* _Record set_
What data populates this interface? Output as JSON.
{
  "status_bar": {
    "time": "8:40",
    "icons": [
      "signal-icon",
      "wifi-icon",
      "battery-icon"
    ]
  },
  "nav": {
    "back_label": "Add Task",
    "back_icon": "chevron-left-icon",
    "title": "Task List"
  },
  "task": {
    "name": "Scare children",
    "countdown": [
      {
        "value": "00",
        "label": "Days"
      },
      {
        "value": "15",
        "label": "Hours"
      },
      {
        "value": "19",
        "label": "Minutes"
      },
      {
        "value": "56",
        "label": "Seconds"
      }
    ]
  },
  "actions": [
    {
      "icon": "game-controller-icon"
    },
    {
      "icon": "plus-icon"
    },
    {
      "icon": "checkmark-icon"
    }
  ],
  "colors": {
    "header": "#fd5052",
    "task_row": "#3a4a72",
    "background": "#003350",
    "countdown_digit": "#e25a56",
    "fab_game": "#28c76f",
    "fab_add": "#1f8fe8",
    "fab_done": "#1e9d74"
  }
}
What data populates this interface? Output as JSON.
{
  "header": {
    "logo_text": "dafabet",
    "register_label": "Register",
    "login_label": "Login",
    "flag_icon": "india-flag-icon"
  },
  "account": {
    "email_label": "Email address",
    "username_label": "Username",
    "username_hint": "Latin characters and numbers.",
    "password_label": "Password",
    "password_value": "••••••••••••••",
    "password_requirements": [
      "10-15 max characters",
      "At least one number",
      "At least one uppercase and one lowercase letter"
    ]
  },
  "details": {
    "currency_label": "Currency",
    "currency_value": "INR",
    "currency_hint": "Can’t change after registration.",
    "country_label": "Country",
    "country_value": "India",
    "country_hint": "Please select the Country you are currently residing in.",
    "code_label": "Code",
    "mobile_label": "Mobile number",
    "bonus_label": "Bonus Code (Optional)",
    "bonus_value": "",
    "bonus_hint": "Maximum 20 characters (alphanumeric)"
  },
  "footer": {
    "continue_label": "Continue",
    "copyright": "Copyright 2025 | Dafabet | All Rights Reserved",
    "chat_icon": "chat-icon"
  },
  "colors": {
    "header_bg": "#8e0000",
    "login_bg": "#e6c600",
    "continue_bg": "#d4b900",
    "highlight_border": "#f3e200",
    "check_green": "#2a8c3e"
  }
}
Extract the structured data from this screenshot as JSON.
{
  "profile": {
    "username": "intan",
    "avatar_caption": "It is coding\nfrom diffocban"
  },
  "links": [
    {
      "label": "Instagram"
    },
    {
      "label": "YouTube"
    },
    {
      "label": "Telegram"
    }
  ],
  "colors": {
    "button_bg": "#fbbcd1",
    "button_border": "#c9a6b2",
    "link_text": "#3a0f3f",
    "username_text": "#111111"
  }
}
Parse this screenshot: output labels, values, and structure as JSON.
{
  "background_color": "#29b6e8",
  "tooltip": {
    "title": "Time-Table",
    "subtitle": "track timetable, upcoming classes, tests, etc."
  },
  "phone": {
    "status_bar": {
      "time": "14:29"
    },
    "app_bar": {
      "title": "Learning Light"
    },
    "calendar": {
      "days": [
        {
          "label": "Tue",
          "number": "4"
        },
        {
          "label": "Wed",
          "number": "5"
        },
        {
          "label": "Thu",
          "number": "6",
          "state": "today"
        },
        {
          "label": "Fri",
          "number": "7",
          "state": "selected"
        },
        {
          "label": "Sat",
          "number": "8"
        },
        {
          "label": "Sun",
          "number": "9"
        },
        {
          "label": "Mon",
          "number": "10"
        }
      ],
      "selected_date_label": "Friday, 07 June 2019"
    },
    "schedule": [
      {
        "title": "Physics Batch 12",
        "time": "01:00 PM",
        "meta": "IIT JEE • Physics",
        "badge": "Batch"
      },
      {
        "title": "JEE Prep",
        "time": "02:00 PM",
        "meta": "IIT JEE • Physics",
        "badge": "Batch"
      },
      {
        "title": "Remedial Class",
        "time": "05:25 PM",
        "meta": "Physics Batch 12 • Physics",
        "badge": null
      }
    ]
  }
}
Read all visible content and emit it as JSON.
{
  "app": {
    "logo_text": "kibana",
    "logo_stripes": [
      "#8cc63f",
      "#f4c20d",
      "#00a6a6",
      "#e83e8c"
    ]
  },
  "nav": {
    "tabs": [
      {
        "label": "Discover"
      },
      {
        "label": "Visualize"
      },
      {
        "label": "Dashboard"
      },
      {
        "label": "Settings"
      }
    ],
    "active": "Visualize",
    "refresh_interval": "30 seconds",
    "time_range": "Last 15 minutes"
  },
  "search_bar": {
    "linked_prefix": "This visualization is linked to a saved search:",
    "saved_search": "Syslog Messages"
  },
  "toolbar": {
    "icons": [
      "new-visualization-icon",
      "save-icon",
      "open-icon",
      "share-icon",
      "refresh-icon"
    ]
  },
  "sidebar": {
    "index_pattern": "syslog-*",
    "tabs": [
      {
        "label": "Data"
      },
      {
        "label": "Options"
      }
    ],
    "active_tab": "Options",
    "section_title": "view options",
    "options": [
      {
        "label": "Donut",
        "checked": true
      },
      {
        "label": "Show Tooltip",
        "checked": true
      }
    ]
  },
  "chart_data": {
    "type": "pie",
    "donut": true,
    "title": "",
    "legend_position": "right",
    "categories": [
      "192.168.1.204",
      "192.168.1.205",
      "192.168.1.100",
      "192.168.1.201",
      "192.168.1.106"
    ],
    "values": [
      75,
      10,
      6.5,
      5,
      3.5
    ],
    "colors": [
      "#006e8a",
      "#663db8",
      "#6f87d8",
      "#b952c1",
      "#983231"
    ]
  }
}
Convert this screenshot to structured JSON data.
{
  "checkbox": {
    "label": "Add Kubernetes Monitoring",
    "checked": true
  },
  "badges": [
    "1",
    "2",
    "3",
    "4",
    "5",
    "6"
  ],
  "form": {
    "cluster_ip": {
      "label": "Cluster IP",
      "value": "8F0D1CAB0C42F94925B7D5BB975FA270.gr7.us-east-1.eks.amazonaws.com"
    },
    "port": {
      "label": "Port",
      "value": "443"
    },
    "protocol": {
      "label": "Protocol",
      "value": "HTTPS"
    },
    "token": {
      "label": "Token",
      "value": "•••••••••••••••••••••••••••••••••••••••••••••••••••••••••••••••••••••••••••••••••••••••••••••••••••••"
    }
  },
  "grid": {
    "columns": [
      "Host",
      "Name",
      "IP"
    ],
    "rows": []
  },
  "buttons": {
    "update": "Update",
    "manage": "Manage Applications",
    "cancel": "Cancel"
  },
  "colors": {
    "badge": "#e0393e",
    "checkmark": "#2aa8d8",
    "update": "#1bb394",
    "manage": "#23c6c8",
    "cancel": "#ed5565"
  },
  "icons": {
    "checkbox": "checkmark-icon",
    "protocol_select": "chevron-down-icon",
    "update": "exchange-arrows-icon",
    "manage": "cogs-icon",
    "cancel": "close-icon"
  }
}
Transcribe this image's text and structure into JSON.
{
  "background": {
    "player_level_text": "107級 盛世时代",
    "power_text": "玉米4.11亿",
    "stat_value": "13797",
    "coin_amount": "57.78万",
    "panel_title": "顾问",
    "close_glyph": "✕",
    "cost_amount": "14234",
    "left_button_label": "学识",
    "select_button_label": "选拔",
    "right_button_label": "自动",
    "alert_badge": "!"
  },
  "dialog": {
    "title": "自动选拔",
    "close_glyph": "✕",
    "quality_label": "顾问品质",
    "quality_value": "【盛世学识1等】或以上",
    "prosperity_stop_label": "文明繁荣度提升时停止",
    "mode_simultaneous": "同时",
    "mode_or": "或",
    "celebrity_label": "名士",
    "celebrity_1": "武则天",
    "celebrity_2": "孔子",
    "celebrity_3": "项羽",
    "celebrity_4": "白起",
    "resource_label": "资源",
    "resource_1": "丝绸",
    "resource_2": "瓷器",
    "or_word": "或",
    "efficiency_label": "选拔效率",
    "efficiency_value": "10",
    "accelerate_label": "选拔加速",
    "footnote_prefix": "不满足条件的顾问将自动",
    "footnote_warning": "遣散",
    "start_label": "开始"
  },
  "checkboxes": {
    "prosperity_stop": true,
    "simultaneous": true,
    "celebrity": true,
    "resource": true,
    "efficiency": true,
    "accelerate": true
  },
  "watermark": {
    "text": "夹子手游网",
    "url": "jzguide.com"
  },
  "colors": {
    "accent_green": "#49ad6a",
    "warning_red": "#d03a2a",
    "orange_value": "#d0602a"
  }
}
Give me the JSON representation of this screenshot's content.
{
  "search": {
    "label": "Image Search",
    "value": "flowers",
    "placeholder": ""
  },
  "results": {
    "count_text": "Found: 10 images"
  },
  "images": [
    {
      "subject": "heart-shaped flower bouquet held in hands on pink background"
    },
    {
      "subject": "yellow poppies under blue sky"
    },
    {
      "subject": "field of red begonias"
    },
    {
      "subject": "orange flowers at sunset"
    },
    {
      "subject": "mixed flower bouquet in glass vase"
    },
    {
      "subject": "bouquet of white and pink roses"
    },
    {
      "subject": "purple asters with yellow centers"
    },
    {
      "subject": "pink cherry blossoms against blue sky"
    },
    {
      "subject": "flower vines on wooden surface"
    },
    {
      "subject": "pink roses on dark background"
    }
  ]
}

* _Work to be completed_
Show the lines that mention the word "characters".

* _Reply to the task_
    "username_hint": "Latin characters and numbers.",
      "10-15 max characters",
    "bonus_hint": "Maximum 20 characters (alphanumeric)"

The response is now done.